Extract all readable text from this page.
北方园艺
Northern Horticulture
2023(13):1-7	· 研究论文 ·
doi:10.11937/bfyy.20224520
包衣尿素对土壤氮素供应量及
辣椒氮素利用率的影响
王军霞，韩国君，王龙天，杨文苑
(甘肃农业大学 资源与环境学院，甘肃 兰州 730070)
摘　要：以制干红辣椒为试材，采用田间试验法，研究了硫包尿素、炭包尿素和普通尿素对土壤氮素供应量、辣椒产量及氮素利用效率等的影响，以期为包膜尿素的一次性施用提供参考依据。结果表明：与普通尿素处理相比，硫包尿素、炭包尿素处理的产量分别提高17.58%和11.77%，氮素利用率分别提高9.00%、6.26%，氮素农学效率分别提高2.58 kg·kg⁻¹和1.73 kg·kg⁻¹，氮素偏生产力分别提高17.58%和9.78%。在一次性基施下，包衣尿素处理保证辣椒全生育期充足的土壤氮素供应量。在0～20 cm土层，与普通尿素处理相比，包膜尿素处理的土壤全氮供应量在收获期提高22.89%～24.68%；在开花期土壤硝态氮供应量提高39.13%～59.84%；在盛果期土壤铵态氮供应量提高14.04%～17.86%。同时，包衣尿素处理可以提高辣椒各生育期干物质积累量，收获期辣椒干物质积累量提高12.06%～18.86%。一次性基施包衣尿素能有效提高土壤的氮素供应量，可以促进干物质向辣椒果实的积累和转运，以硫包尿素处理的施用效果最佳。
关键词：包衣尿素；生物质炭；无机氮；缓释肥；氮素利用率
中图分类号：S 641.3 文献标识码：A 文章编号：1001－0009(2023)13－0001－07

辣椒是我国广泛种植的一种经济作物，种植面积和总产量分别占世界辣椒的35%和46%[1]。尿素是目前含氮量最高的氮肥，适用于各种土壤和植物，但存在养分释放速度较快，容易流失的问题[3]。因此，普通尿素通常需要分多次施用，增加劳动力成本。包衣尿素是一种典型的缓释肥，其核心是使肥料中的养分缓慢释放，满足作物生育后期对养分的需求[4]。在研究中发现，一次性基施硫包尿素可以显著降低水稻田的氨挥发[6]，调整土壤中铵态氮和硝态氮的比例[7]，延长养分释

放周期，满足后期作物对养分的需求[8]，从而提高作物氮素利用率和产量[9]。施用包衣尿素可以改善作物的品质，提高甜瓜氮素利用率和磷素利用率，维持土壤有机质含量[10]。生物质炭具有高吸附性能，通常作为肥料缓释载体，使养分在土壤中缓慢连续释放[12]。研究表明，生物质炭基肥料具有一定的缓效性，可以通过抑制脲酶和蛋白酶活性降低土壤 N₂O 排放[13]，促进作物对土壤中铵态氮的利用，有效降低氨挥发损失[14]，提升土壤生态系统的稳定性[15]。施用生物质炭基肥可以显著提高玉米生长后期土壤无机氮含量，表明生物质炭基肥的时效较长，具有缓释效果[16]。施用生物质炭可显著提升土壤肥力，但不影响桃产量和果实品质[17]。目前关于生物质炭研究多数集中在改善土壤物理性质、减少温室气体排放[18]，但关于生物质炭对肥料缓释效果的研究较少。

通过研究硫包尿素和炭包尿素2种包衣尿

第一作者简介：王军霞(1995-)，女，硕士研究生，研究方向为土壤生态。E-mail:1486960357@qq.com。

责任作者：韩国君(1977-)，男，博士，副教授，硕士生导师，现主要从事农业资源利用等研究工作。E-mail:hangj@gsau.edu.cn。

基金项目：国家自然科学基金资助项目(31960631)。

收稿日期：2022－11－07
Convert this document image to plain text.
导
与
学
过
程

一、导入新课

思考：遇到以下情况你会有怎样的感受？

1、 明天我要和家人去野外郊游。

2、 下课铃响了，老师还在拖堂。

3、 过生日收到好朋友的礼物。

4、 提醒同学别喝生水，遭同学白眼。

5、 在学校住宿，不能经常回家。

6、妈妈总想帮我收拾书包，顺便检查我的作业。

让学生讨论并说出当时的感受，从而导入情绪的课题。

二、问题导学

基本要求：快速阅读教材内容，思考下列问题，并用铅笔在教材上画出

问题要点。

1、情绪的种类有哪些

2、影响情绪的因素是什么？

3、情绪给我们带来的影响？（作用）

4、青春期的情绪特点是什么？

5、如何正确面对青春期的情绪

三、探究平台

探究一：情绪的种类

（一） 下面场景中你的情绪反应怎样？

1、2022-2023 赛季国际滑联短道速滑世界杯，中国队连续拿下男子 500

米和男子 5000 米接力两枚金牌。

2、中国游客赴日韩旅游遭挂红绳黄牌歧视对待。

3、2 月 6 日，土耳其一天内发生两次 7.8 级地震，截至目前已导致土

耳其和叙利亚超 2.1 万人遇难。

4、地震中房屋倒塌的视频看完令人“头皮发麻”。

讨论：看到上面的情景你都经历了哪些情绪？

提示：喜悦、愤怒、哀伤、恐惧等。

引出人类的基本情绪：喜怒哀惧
....................
TASK DESCRIPTION ▸ Lines that hold the word "mail" are the ones to return, every one of them.

ANSWER IN FULL ▸
第一作者简介：王军霞(1995-)，女，硕士研究生，研究方向为土壤生态。E-mail:1486960357@qq.com。
责任作者：韩国君(1977-)，男，博士，副教授，硕士生导师，现主要从事农业资源利用等研究工作。E-mail:hangj@gsau.edu.cn。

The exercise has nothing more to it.